• EXERCISE: How many lines in the records below hold the string "všeobecného"? Please answer with the number and nothing more.

• DATA RECORDS:
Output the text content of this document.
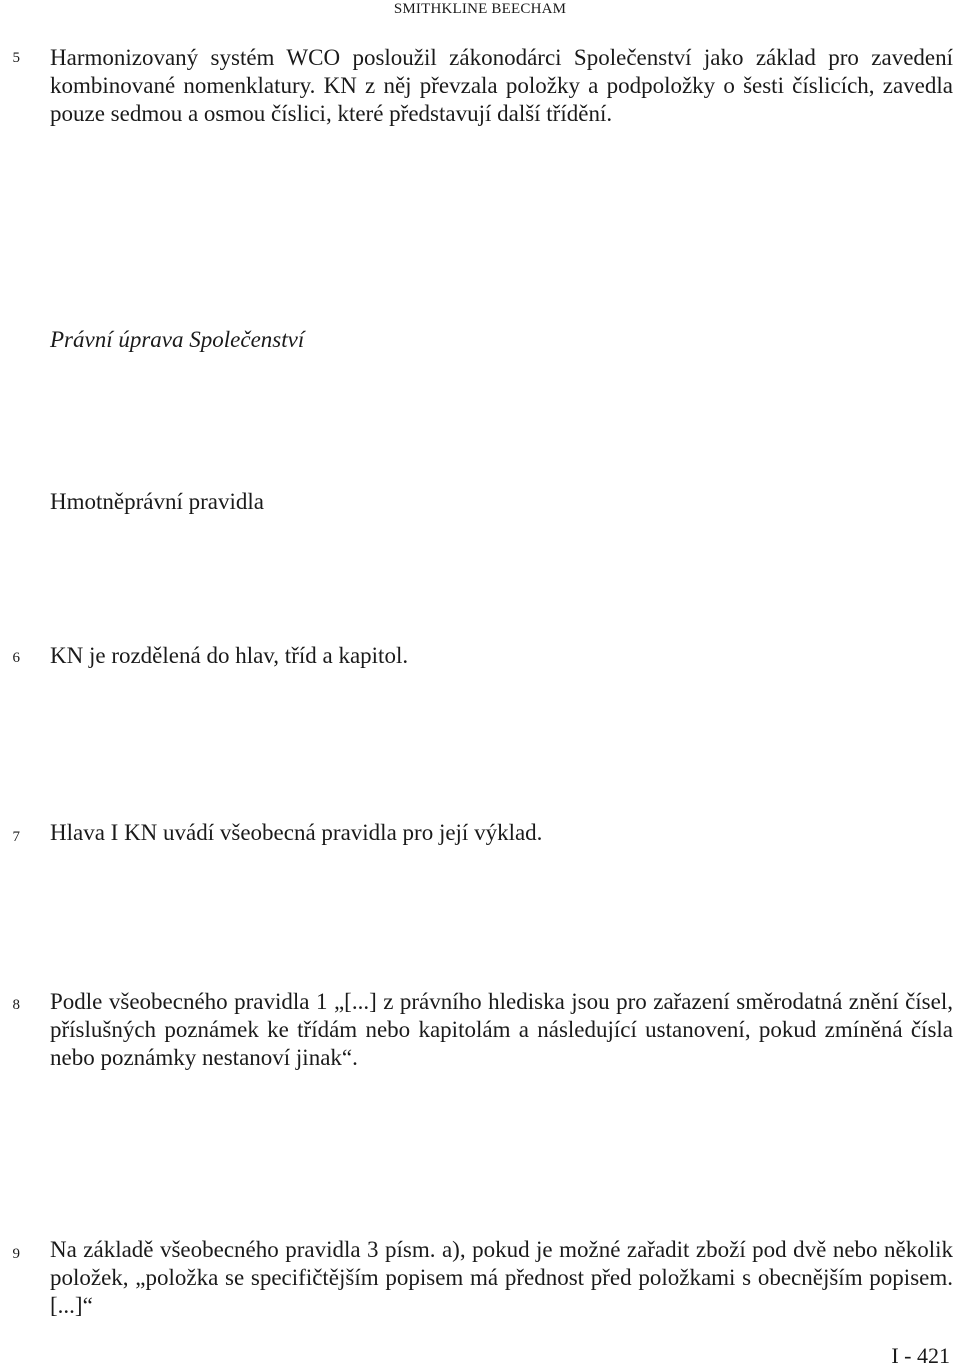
SMITHKLINE BEECHAM
5 Harmonizovaný systém WCO posloužil zákonodárci Společenství jako základ pro zavedení kombinované nomenklatury. KN z něj převzala položky a podpoložky o šesti číslicích, zavedla pouze sedmou a osmou číslici, které představují další třídění.
Právní úprava Společenství
Hmotněprávní pravidla
6 KN je rozdělená do hlav, tříd a kapitol.
7 Hlava I KN uvádí všeobecná pravidla pro její výklad.
8 Podle všeobecného pravidla 1 „[...] z právního hlediska jsou pro zařazení směrodatná znění čísel, příslušných poznámek ke třídám nebo kapitolám a následující ustanovení, pokud zmíněná čísla nebo poznámky nestanoví jinak“.
9 Na základě všeobecného pravidla 3 písm. a), pokud je možné zařadit zboží pod dvě nebo několik položek, „položka se specifičtějším popisem má přednost před položkami s obecnějším popisem. [...]“
I - 421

• ANSWER: 2